● Exercise brief
Write out all the data again, exactly as it stands.

● Records provided
━━━━━━

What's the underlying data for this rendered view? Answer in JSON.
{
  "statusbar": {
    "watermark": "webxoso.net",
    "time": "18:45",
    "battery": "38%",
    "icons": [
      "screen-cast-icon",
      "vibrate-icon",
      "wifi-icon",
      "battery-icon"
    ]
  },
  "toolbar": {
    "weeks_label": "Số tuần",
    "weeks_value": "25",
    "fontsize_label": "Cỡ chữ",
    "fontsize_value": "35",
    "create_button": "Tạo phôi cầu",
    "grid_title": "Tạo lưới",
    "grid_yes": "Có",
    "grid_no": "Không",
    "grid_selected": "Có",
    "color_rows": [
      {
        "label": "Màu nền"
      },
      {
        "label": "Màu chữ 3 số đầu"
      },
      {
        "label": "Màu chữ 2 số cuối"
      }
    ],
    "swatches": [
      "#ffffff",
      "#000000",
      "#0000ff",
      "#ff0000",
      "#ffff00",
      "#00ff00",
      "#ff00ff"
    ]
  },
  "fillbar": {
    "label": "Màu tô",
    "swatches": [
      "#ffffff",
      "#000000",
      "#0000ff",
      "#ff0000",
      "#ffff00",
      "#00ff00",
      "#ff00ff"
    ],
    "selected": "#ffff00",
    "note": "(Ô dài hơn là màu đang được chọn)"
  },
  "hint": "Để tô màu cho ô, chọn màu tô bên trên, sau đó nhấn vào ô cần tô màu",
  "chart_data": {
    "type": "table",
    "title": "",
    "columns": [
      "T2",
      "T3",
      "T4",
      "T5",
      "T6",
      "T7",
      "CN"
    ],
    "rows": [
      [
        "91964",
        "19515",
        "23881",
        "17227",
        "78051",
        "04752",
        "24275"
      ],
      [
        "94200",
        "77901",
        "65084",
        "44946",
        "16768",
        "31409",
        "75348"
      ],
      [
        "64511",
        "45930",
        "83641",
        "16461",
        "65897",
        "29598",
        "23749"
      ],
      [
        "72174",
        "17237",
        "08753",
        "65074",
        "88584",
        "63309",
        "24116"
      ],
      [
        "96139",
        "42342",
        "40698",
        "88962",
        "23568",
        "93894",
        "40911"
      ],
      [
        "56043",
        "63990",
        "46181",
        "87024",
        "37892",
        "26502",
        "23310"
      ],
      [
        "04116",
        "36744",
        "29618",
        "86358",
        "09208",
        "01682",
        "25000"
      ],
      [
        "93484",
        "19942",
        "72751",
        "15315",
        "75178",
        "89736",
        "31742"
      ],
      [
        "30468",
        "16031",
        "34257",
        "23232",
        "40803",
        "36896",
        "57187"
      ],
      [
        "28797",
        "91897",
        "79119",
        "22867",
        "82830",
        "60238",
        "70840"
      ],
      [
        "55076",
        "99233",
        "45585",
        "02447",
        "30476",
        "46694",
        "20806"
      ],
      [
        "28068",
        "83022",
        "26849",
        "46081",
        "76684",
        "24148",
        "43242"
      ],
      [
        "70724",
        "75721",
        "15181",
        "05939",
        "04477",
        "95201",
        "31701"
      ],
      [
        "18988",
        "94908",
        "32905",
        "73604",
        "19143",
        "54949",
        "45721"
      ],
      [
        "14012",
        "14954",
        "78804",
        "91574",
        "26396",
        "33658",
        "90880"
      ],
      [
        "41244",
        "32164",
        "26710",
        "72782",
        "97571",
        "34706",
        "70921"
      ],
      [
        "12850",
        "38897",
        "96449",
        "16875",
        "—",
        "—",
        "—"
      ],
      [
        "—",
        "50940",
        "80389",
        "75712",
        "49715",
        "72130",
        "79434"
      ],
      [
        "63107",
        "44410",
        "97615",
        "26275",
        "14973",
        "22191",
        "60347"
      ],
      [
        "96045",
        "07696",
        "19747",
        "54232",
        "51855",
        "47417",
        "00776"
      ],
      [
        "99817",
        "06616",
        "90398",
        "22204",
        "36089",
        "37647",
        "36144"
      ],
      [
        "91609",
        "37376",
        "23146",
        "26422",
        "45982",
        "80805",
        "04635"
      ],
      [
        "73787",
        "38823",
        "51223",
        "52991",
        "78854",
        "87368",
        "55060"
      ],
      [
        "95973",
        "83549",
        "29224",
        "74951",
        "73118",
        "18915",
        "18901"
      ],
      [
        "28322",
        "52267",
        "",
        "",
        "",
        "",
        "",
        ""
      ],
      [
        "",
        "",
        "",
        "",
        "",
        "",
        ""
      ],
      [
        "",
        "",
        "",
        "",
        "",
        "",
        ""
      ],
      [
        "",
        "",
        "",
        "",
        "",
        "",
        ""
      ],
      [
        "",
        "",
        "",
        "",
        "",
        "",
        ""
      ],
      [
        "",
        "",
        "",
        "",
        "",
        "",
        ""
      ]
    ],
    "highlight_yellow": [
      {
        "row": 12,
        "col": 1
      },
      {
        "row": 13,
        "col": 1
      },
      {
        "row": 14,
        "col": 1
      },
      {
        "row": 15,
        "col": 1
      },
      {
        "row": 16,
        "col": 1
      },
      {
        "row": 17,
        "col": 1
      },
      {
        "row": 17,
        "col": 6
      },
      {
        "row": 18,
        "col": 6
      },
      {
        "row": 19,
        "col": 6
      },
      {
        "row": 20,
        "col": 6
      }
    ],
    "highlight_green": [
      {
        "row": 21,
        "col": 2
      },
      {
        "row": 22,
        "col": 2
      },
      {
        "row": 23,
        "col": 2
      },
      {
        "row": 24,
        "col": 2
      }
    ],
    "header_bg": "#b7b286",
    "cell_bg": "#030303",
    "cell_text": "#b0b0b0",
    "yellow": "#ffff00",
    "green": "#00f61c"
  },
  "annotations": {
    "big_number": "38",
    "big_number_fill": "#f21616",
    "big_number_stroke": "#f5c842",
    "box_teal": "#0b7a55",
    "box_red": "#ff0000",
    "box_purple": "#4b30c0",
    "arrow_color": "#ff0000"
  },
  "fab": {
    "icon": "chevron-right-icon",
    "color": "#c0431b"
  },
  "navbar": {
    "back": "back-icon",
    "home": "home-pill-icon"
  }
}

━━━━━━

● Reply
What's the underlying data for this rendered view? Answer in JSON.
{
  "statusbar": {
    "watermark": "webxoso.net",
    "time": "18:45",
    "battery": "38%",
    "icons": [
      "screen-cast-icon",
      "vibrate-icon",
      "wifi-icon",
      "battery-icon"
    ]
  },
  "toolbar": {
    "weeks_label": "Số tuần",
    "weeks_value": "25",
    "fontsize_label": "Cỡ chữ",
    "fontsize_value": "35",
    "create_button": "Tạo phôi cầu",
    "grid_title": "Tạo lưới",
    "grid_yes": "Có",
    "grid_no": "Không",
    "grid_selected": "Có",
    "color_rows": [
      {
        "label": "Màu nền"
      },
      {
        "label": "Màu chữ 3 số đầu"
      },
      {
        "label": "Màu chữ 2 số cuối"
      }
    ],
    "swatches": [
      "#ffffff",
      "#000000",
      "#0000ff",
      "#ff0000",
      "#ffff00",
      "#00ff00",
      "#ff00ff"
    ]
  },
  "fillbar": {
    "label": "Màu tô",
    "swatches": [
      "#ffffff",
      "#000000",
      "#0000ff",
      "#ff0000",
      "#ffff00",
      "#00ff00",
      "#ff00ff"
    ],
    "selected": "#ffff00",
    "note": "(Ô dài hơn là màu đang được chọn)"
  },
  "hint": "Để tô màu cho ô, chọn màu tô bên trên, sau đó nhấn vào ô cần tô màu",
  "chart_data": {
    "type": "table",
    "title": "",
    "columns": [
      "T2",
      "T3",
      "T4",
      "T5",
      "T6",
      "T7",
      "CN"
    ],
    "rows": [
      [
        "91964",
        "19515",
        "23881",
        "17227",
        "78051",
        "04752",
        "24275"
      ],
      [
        "94200",
        "77901",
        "65084",
        "44946",
        "16768",
        "31409",
        "75348"
      ],
      [
        "64511",
        "45930",
        "83641",
        "16461",
        "65897",
        "29598",
        "23749"
      ],
      [
        "72174",
        "17237",
        "08753",
        "65074",
        "88584",
        "63309",
        "24116"
      ],
      [
        "96139",
        "42342",
        "40698",
        "88962",
        "23568",
        "93894",
        "40911"
      ],
      [
        "56043",
        "63990",
        "46181",
        "87024",
        "37892",
        "26502",
        "23310"
      ],
      [
        "04116",
        "36744",
        "29618",
        "86358",
        "09208",
        "01682",
        "25000"
      ],
      [
        "93484",
        "19942",
        "72751",
        "15315",
        "75178",
        "89736",
        "31742"
      ],
      [
        "30468",
        "16031",
        "34257",
        "23232",
        "40803",
        "36896",
        "57187"
      ],
      [
        "28797",
        "91897",
        "79119",
        "22867",
        "82830",
        "60238",
        "70840"
      ],
      [
        "55076",
        "99233",
        "45585",
        "02447",
        "30476",
        "46694",
        "20806"
      ],
      [
        "28068",
        "83022",
        "26849",
        "46081",
        "76684",
        "24148",
        "43242"
      ],
      [
        "70724",
        "75721",
        "15181",
        "05939",
        "04477",
        "95201",
        "31701"
      ],
      [
        "18988",
        "94908",
        "32905",
        "73604",
        "19143",
        "54949",
        "45721"
      ],
      [
        "14012",
        "14954",
        "78804",
        "91574",
        "26396",
        "33658",
        "90880"
      ],
      [
        "41244",
        "32164",
        "26710",
        "72782",
        "97571",
        "34706",
        "70921"
      ],
      [
        "12850",
        "38897",
        "96449",
        "16875",
        "—",
        "—",
        "—"
      ],
      [
        "—",
        "50940",
        "80389",
        "75712",
        "49715",
        "72130",
        "79434"
      ],
      [
        "63107",
        "44410",
        "97615",
        "26275",
        "14973",
        "22191",
        "60347"
      ],
      [
        "96045",
        "07696",
        "19747",
        "54232",
        "51855",
        "47417",
        "00776"
      ],
      [
        "99817",
        "06616",
        "90398",
        "22204",
        "36089",
        "37647",
        "36144"
      ],
      [
        "91609",
        "37376",
        "23146",
        "26422",
        "45982",
        "80805",
        "04635"
      ],
      [
        "73787",
        "38823",
        "51223",
        "52991",
        "78854",
        "87368",
        "55060"
      ],
      [
        "95973",
        "83549",
        "29224",
        "74951",
        "73118",
        "18915",
        "18901"
      ],
      [
        "28322",
        "52267",
        "",
        "",
        "",
        "",
        "",
        ""
      ],
      [
        "",
        "",
        "",
        "",
        "",
        "",
        ""
      ],
      [
        "",
        "",
        "",
        "",
        "",
        "",
        ""
      ],
      [
        "",
        "",
        "",
        "",
        "",
        "",
        ""
      ],
      [
        "",
        "",
        "",
        "",
        "",
        "",
        ""
      ],
      [
        "",
        "",
        "",
        "",
        "",
        "",
        ""
      ]
    ],
    "highlight_yellow": [
      {
        "row": 12,
        "col": 1
      },
      {
        "row": 13,
        "col": 1
      },
      {
        "row": 14,
        "col": 1
      },
      {
        "row": 15,
        "col": 1
      },
      {
        "row": 16,
        "col": 1
      },
      {
        "row": 17,
        "col": 1
      },
      {
        "row": 17,
        "col": 6
      },
      {
        "row": 18,
        "col": 6
      },
      {
        "row": 19,
        "col": 6
      },
      {
        "row": 20,
        "col": 6
      }
    ],
    "highlight_green": [
      {
        "row": 21,
        "col": 2
      },
      {
        "row": 22,
        "col": 2
      },
      {
        "row": 23,
        "col": 2
      },
      {
        "row": 24,
        "col": 2
      }
    ],
    "header_bg": "#b7b286",
    "cell_bg": "#030303",
    "cell_text": "#b0b0b0",
    "yellow": "#ffff00",
    "green": "#00f61c"
  },
  "annotations": {
    "big_number": "38",
    "big_number_fill": "#f21616",
    "big_number_stroke": "#f5c842",
    "box_teal": "#0b7a55",
    "box_red": "#ff0000",
    "box_purple": "#4b30c0",
    "arrow_color": "#ff0000"
  },
  "fab": {
    "icon": "chevron-right-icon",
    "color": "#c0431b"
  },
  "navbar": {
    "back": "back-icon",
    "home": "home-pill-icon"
  }
}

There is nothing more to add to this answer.